Write out the material exactly, leaving every picture behind.

-- Begin SUPPLIED MATERIAL --

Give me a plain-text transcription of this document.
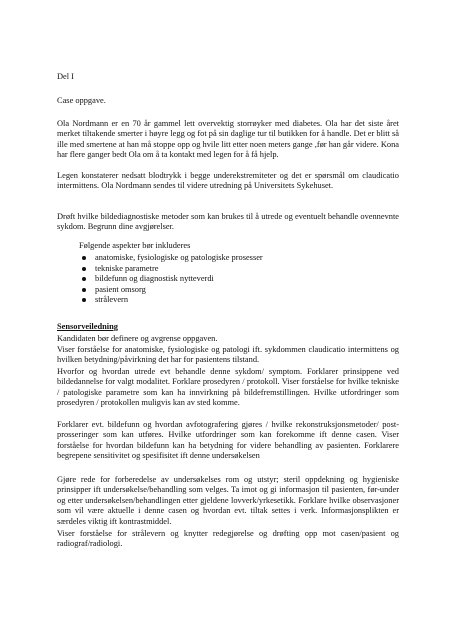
Del I

Case oppgave.

Ola Nordmann er en 70 år gammel lett overvektig storrøyker med diabetes. Ola har det siste året merket tiltakende smerter i høyre legg og fot på sin daglige tur til butikken for å handle. Det er blitt så ille med smertene at han må stoppe opp og hvile litt etter noen meters gange ,før han går videre. Kona har flere ganger bedt Ola om å ta kontakt med legen for å få hjelp.

Legen konstaterer nedsatt blodtrykk i begge underekstremiteter og det er spørsmål om claudicatio intermittens. Ola Nordmann sendes til videre utredning på Universitets Sykehuset.

Drøft hvilke bildediagnostiske metoder som kan brukes til å utrede og eventuelt behandle ovennevnte sykdom. Begrunn dine avgjørelser.

Følgende aspekter bør inkluderes

anatomiske, fysiologiske og patologiske prosesser
tekniske parametre
bildefunn og diagnostisk nytteverdi
pasient omsorg
strålevern

Sensorveiledning

Kandidaten bør definere og avgrense oppgaven.

Viser forståelse for anatomiske, fysiologiske og patologi ift. sykdommen claudicatio intermittens og hvilken betydning/påvirkning det har for pasientens tilstand.

Hvorfor og hvordan utrede evt behandle denne sykdom/ symptom. Forklarer prinsippene ved bildedannelse for valgt modalitet. Forklare prosedyren / protokoll. Viser forståelse for hvilke tekniske / patologiske parametre som kan ha innvirkning på bildefremstillingen. Hvilke utfordringer som prosedyren / protokollen muligvis kan av sted komme.

Forklarer evt. bildefunn og hvordan avfotografering gjøres / hvilke rekonstruksjonsmetoder/ post-prosseringer som kan utføres. Hvilke utfordringer som kan forekomme ift denne casen. Viser forståelse for hvordan bildefunn kan ha betydning for videre behandling av pasienten. Forklarere begrepene sensitivitet og spesifisitet ift denne undersøkelsen

Gjøre rede for forberedelse av undersøkelses rom og utstyr; steril oppdekning og hygieniske prinsipper ift undersøkelse/behandling som velges. Ta imot og gi informasjon til pasienten, før-under og etter undersøkelsen/behandlingen etter gjeldene lovverk/yrkesetikk. Forklare hvilke observasjoner som vil være aktuelle i denne casen og hvordan evt. tiltak settes i verk. Informasjonsplikten er særdeles viktig ift kontrastmiddel.

Viser forståelse for strålevern og knytter redegjørelse og drøfting opp mot casen/pasient og radiograf/radiologi.
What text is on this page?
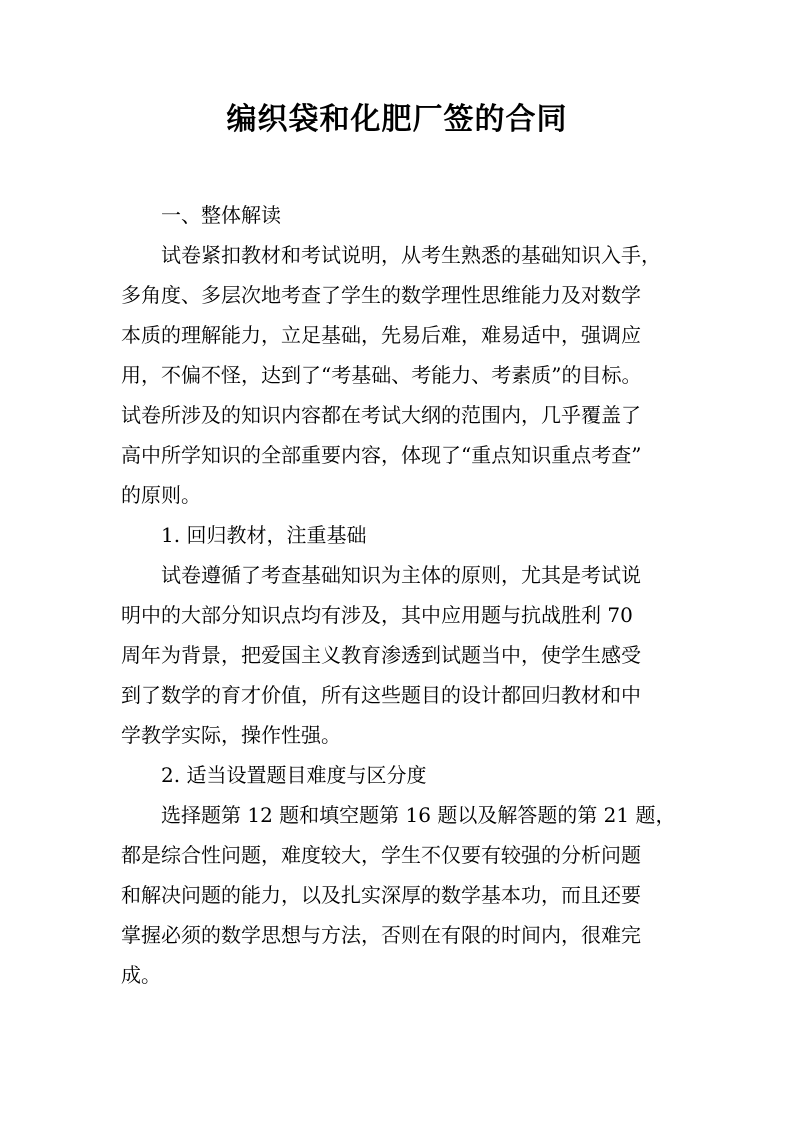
编织袋和化肥厂签的合同
一、整体解读
试卷紧扣教材和考试说明，从考生熟悉的基础知识入手，
多角度、多层次地考查了学生的数学理性思维能力及对数学
本质的理解能力，立足基础，先易后难，难易适中，强调应
用，不偏不怪，达到了“考基础、考能力、考素质”的目标。
试卷所涉及的知识内容都在考试大纲的范围内，几乎覆盖了
高中所学知识的全部重要内容，体现了“重点知识重点考查”
的原则。
1. 回归教材，注重基础
试卷遵循了考查基础知识为主体的原则，尤其是考试说
明中的大部分知识点均有涉及，其中应用题与抗战胜利 70
周年为背景，把爱国主义教育渗透到试题当中，使学生感受
到了数学的育才价值，所有这些题目的设计都回归教材和中
学教学实际，操作性强。
2. 适当设置题目难度与区分度
选择题第 12 题和填空题第 16 题以及解答题的第 21 题，
都是综合性问题，难度较大，学生不仅要有较强的分析问题
和解决问题的能力，以及扎实深厚的数学基本功，而且还要
掌握必须的数学思想与方法，否则在有限的时间内，很难完
成。
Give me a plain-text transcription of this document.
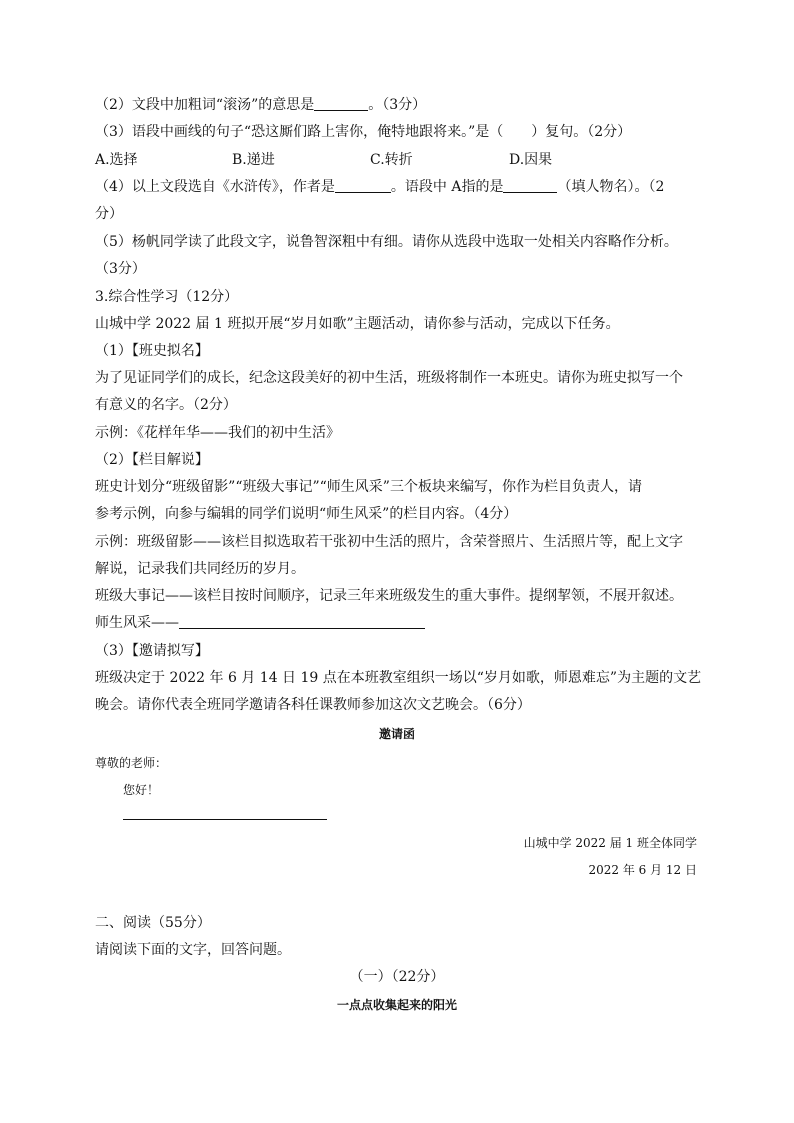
（2）文段中加粗词“滚汤”的意思是	。（3分）
（3）语段中画线的句子“恐这厮们路上害你，俺特地跟将来。”是（　　）复句。（2分）
A.选择	B.递进	C.转折	D.因果
（4）以上文段选自《水浒传》，作者是	。语段中 A指的是	（填人物名）。（2
分）
（5）杨帆同学读了此段文字，说鲁智深粗中有细。请你从选段中选取一处相关内容略作分析。
（3分）
3.综合性学习（12分）
山城中学 2022 届 1 班拟开展“岁月如歌”主题活动，请你参与活动，完成以下任务。
（1）【班史拟名】
为了见证同学们的成长，纪念这段美好的初中生活，班级将制作一本班史。请你为班史拟写一个
有意义的名字。（2分）
示例：《花样年华——我们的初中生活》
（2）【栏目解说】
班史计划分“班级留影”“班级大事记”“师生风采”三个板块来编写，你作为栏目负责人，请
参考示例，向参与编辑的同学们说明“师生风采”的栏目内容。（4分）
示例：班级留影——该栏目拟选取若干张初中生活的照片，含荣誉照片、生活照片等，配上文字
解说，记录我们共同经历的岁月。
班级大事记——该栏目按时间顺序，记录三年来班级发生的重大事件。提纲挈领，不展开叙述。
师生风采——
（3）【邀请拟写】
班级决定于 2022 年 6 月 14 日 19 点在本班教室组织一场以“岁月如歌，师恩难忘”为主题的文艺
晚会。请你代表全班同学邀请各科任课教师参加这次文艺晚会。（6分）
邀请函
尊敬的老师：
您好！
山城中学 2022 届 1 班全体同学
2022 年 6 月 12 日
二、阅读（55分）
请阅读下面的文字，回答问题。
（一）（22分）
一点点收集起来的阳光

-- End SUPPLIED MATERIAL --

_FULL SOLUTION_
Give me a plain-text transcription of this document.
Del I

Case oppgave.

Ola Nordmann er en 70 år gammel lett overvektig storrøyker med diabetes. Ola har det siste året merket tiltakende smerter i høyre legg og fot på sin daglige tur til butikken for å handle. Det er blitt så ille med smertene at han må stoppe opp og hvile litt etter noen meters gange ,før han går videre. Kona har flere ganger bedt Ola om å ta kontakt med legen for å få hjelp.

Legen konstaterer nedsatt blodtrykk i begge underekstremiteter og det er spørsmål om claudicatio intermittens. Ola Nordmann sendes til videre utredning på Universitets Sykehuset.

Drøft hvilke bildediagnostiske metoder som kan brukes til å utrede og eventuelt behandle ovennevnte sykdom. Begrunn dine avgjørelser.

Følgende aspekter bør inkluderes

anatomiske, fysiologiske og patologiske prosesser
tekniske parametre
bildefunn og diagnostisk nytteverdi
pasient omsorg
strålevern

Sensorveiledning

Kandidaten bør definere og avgrense oppgaven.

Viser forståelse for anatomiske, fysiologiske og patologi ift. sykdommen claudicatio intermittens og hvilken betydning/påvirkning det har for pasientens tilstand.

Hvorfor og hvordan utrede evt behandle denne sykdom/ symptom. Forklarer prinsippene ved bildedannelse for valgt modalitet. Forklare prosedyren / protokoll. Viser forståelse for hvilke tekniske / patologiske parametre som kan ha innvirkning på bildefremstillingen. Hvilke utfordringer som prosedyren / protokollen muligvis kan av sted komme.

Forklarer evt. bildefunn og hvordan avfotografering gjøres / hvilke rekonstruksjonsmetoder/ post-prosseringer som kan utføres. Hvilke utfordringer som kan forekomme ift denne casen. Viser forståelse for hvordan bildefunn kan ha betydning for videre behandling av pasienten. Forklarere begrepene sensitivitet og spesifisitet ift denne undersøkelsen

Gjøre rede for forberedelse av undersøkelses rom og utstyr; steril oppdekning og hygieniske prinsipper ift undersøkelse/behandling som velges. Ta imot og gi informasjon til pasienten, før-under og etter undersøkelsen/behandlingen etter gjeldene lovverk/yrkesetikk. Forklare hvilke observasjoner som vil være aktuelle i denne casen og hvordan evt. tiltak settes i verk. Informasjonsplikten er særdeles viktig ift kontrastmiddel.

Viser forståelse for strålevern og knytter redegjørelse og drøfting opp mot casen/pasient og radiograf/radiologi.
What text is on this page?
编织袋和化肥厂签的合同
一、整体解读
试卷紧扣教材和考试说明，从考生熟悉的基础知识入手，
多角度、多层次地考查了学生的数学理性思维能力及对数学
本质的理解能力，立足基础，先易后难，难易适中，强调应
用，不偏不怪，达到了“考基础、考能力、考素质”的目标。
试卷所涉及的知识内容都在考试大纲的范围内，几乎覆盖了
高中所学知识的全部重要内容，体现了“重点知识重点考查”
的原则。
1. 回归教材，注重基础
试卷遵循了考查基础知识为主体的原则，尤其是考试说
明中的大部分知识点均有涉及，其中应用题与抗战胜利 70
周年为背景，把爱国主义教育渗透到试题当中，使学生感受
到了数学的育才价值，所有这些题目的设计都回归教材和中
学教学实际，操作性强。
2. 适当设置题目难度与区分度
选择题第 12 题和填空题第 16 题以及解答题的第 21 题，
都是综合性问题，难度较大，学生不仅要有较强的分析问题
和解决问题的能力，以及扎实深厚的数学基本功，而且还要
掌握必须的数学思想与方法，否则在有限的时间内，很难完
成。
Give me a plain-text transcription of this document.
（2）文段中加粗词“滚汤”的意思是	。（3分）
（3）语段中画线的句子“恐这厮们路上害你，俺特地跟将来。”是（　　）复句。（2分）
A.选择	B.递进	C.转折	D.因果
（4）以上文段选自《水浒传》，作者是	。语段中 A指的是	（填人物名）。（2
分）
（5）杨帆同学读了此段文字，说鲁智深粗中有细。请你从选段中选取一处相关内容略作分析。
（3分）
3.综合性学习（12分）
山城中学 2022 届 1 班拟开展“岁月如歌”主题活动，请你参与活动，完成以下任务。
（1）【班史拟名】
为了见证同学们的成长，纪念这段美好的初中生活，班级将制作一本班史。请你为班史拟写一个
有意义的名字。（2分）
示例：《花样年华——我们的初中生活》
（2）【栏目解说】
班史计划分“班级留影”“班级大事记”“师生风采”三个板块来编写，你作为栏目负责人，请
参考示例，向参与编辑的同学们说明“师生风采”的栏目内容。（4分）
示例：班级留影——该栏目拟选取若干张初中生活的照片，含荣誉照片、生活照片等，配上文字
解说，记录我们共同经历的岁月。
班级大事记——该栏目按时间顺序，记录三年来班级发生的重大事件。提纲挈领，不展开叙述。
师生风采——
（3）【邀请拟写】
班级决定于 2022 年 6 月 14 日 19 点在本班教室组织一场以“岁月如歌，师恩难忘”为主题的文艺
晚会。请你代表全班同学邀请各科任课教师参加这次文艺晚会。（6分）
邀请函
尊敬的老师：
您好！
山城中学 2022 届 1 班全体同学
2022 年 6 月 12 日
二、阅读（55分）
请阅读下面的文字，回答问题。
（一）（22分）
一点点收集起来的阳光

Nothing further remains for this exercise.